**STATED EXERCISE:** State the number of lines that contain the word "from", and add nothing else.

Stored data
[start]

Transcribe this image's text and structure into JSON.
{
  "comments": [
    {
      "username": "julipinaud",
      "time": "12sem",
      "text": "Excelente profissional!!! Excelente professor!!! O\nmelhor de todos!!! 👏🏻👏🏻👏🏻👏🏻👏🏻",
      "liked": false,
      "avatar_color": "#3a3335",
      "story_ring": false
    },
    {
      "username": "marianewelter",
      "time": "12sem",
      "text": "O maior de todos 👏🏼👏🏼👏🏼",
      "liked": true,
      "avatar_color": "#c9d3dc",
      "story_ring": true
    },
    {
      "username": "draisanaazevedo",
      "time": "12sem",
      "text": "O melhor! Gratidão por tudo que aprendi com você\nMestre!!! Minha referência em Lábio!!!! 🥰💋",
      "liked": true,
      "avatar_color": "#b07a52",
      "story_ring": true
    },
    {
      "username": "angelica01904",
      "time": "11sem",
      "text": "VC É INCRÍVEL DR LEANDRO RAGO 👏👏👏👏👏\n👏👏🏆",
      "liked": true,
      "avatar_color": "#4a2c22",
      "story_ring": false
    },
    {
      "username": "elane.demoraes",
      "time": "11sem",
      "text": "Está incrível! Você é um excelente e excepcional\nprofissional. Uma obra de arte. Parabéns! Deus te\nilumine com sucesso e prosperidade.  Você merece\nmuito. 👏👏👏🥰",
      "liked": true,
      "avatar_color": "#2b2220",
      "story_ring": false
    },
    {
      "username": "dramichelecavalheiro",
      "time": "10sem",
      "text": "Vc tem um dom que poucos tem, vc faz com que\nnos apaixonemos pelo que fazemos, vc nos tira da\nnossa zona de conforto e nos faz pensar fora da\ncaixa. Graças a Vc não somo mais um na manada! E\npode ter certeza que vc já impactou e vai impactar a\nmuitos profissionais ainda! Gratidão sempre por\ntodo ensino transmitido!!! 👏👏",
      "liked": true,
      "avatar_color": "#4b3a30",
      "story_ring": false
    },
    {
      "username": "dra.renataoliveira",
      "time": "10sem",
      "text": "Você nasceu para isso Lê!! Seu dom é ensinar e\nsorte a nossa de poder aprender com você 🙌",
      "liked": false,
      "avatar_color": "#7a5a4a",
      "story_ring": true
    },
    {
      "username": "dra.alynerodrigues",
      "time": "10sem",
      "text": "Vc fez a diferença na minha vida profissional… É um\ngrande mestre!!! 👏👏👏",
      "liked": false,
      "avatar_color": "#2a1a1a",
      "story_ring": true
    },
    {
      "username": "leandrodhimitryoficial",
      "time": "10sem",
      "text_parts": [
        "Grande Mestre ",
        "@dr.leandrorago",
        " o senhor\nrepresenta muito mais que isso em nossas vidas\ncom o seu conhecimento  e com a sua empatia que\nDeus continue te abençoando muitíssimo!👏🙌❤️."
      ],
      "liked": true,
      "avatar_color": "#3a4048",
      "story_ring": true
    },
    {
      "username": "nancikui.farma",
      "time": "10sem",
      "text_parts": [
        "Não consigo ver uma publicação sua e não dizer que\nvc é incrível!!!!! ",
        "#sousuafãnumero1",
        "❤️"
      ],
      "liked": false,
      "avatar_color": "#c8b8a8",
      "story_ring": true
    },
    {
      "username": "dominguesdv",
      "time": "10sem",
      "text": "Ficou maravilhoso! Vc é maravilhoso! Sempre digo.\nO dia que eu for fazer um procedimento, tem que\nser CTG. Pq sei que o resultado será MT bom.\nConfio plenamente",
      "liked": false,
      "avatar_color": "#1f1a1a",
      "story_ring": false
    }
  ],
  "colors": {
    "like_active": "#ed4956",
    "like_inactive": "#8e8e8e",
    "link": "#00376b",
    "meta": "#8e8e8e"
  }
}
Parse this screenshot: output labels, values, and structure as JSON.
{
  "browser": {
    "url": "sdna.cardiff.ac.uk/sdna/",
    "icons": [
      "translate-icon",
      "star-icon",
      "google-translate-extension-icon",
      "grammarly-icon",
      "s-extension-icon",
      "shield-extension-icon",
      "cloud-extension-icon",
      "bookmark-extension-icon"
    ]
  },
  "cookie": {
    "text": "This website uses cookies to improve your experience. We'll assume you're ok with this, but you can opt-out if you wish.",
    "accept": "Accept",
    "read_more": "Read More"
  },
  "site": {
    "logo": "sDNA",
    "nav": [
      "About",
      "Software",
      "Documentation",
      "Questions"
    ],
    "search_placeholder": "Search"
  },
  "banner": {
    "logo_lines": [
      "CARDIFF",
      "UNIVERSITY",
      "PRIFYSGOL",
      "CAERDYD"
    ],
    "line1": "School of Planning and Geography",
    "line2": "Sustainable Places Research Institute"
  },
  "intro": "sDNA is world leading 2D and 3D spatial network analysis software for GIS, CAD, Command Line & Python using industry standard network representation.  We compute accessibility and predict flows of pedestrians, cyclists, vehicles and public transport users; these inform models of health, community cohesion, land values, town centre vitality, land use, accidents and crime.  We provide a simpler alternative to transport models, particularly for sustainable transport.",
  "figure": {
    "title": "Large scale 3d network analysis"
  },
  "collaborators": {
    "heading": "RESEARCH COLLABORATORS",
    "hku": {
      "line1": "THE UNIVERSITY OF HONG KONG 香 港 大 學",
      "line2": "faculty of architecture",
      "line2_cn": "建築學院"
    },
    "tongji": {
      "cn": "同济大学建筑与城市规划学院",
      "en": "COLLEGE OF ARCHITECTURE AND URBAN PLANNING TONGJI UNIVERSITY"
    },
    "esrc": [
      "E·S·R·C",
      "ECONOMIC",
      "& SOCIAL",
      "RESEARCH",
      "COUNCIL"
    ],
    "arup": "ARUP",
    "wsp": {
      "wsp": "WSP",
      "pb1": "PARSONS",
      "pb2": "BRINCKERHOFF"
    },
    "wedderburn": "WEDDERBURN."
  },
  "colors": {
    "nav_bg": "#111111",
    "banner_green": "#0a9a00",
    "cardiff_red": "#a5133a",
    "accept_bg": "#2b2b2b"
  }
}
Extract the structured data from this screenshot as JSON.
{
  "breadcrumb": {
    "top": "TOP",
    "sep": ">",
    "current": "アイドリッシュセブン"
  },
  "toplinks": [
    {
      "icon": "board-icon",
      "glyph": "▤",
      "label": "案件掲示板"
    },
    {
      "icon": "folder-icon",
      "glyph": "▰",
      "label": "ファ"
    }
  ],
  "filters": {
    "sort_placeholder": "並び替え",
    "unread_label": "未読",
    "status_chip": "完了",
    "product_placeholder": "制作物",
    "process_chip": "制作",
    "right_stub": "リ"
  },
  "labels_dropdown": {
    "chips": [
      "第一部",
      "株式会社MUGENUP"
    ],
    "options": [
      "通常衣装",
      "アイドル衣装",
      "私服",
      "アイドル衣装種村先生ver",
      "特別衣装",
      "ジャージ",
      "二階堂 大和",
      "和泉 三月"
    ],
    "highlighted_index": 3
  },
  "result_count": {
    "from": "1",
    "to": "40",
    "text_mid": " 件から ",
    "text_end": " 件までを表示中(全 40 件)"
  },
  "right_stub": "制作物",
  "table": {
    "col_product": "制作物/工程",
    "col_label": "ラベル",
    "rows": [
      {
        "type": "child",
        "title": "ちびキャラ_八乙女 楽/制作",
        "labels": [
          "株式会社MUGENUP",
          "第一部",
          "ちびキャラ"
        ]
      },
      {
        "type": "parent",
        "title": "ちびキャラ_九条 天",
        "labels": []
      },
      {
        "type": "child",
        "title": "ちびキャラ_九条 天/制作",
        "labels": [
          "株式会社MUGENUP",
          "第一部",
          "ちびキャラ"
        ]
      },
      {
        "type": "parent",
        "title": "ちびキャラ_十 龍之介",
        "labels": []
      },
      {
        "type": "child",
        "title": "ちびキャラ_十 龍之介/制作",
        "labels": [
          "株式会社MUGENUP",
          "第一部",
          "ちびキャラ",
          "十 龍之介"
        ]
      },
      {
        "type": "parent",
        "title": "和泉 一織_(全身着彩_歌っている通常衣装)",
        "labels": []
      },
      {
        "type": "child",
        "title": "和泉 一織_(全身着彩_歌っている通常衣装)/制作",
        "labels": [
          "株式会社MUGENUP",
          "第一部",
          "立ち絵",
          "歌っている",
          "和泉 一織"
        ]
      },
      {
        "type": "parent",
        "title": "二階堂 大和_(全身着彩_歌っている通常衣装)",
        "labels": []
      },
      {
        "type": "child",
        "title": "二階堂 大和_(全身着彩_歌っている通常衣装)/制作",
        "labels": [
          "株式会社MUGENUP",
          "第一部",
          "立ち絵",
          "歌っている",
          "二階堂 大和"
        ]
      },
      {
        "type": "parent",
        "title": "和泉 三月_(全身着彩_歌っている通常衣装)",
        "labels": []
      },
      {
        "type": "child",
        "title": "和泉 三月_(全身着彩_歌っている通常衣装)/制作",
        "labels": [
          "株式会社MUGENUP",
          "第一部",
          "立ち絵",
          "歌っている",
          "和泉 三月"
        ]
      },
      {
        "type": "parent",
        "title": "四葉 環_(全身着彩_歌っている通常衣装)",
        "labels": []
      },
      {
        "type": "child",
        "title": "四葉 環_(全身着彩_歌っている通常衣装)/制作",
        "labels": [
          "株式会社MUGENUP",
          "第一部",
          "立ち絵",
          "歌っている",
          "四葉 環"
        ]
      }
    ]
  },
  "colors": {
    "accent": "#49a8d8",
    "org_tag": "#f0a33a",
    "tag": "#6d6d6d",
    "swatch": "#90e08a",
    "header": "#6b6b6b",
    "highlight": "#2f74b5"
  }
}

[end]

**TASK ANSWER:** 2